*Brief*
In the listing below, find every line containing "years" and copy it out.

*Data listing*
-- begin --

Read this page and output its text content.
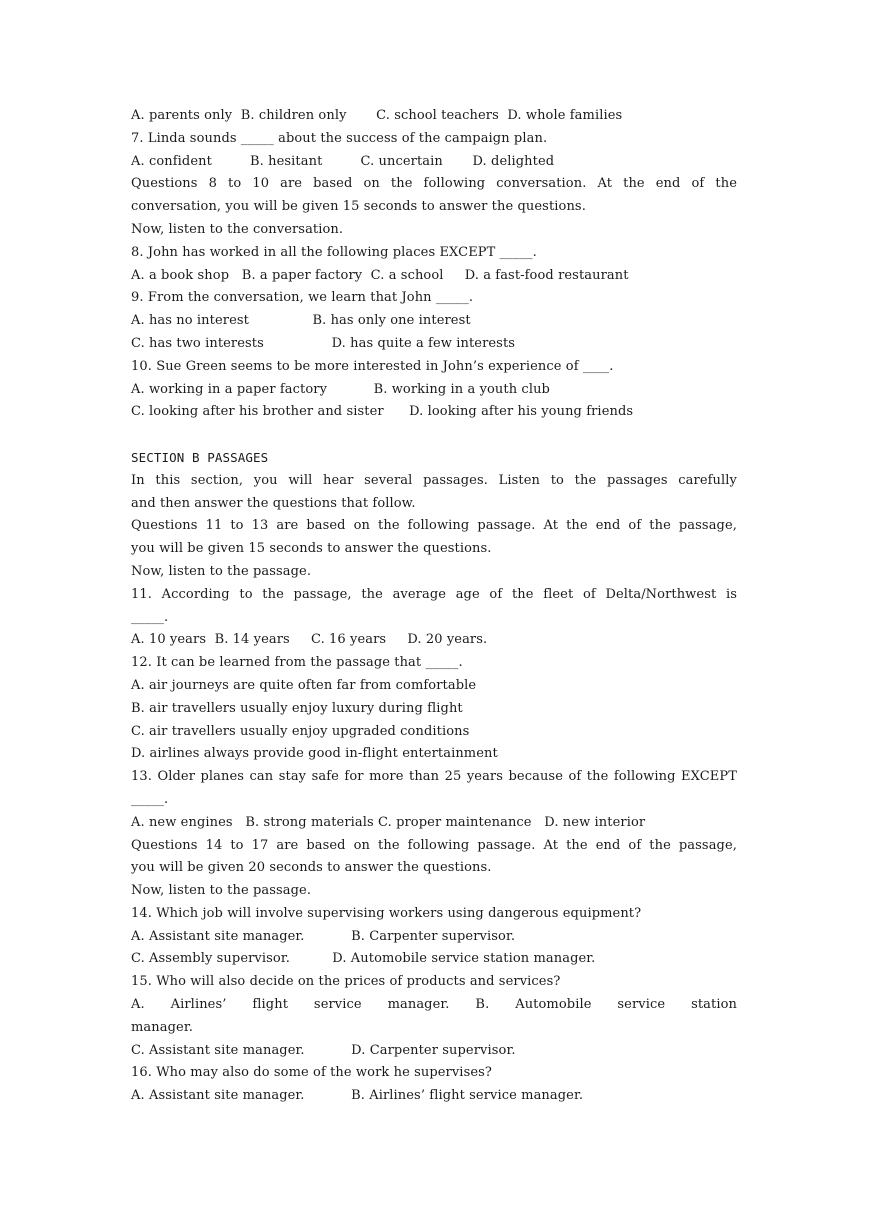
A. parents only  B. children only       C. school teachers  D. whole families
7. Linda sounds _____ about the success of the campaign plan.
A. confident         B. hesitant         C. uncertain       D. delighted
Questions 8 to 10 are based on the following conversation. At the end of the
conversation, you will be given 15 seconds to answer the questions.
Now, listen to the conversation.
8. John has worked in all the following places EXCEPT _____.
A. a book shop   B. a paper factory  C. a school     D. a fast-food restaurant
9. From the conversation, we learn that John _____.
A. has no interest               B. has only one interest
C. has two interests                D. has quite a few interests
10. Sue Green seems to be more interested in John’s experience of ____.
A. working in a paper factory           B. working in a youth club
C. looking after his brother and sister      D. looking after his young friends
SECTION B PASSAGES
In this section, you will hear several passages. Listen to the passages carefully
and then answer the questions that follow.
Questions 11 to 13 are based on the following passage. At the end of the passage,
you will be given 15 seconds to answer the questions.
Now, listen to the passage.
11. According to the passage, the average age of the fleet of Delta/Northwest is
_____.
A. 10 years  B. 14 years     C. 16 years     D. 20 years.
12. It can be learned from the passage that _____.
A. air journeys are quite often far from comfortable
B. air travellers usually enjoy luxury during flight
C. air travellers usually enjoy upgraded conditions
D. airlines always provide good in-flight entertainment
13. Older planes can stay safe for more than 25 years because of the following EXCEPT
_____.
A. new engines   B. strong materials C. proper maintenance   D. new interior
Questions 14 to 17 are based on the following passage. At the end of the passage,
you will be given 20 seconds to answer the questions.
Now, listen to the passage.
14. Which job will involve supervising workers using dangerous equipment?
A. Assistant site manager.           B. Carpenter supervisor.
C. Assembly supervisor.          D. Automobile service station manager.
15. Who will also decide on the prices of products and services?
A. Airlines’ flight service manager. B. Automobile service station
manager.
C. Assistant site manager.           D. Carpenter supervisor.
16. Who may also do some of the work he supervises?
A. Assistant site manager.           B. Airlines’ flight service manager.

-- end --
-- begin --

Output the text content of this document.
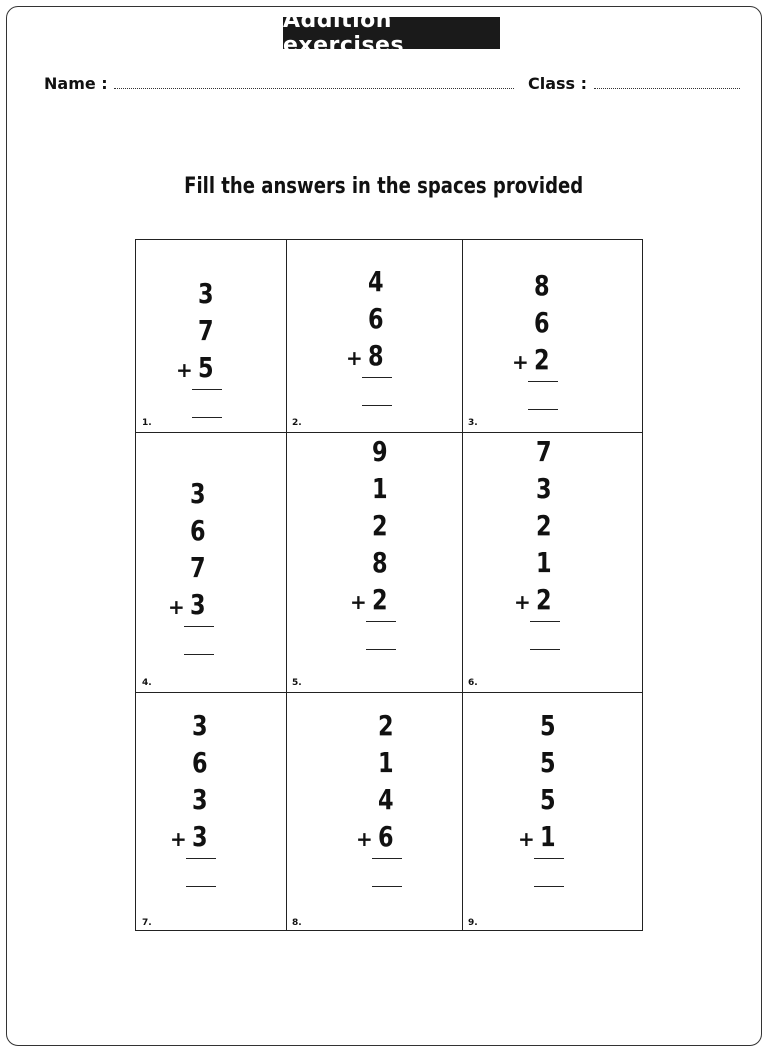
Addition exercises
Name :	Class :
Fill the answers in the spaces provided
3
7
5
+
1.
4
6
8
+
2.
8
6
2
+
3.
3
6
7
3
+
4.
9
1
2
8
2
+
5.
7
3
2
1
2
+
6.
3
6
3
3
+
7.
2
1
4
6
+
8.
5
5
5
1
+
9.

-- end --

*Written solution*
A. 10 years  B. 14 years     C. 16 years     D. 20 years.
13. Older planes can stay safe for more than 25 years because of the following EXCEPT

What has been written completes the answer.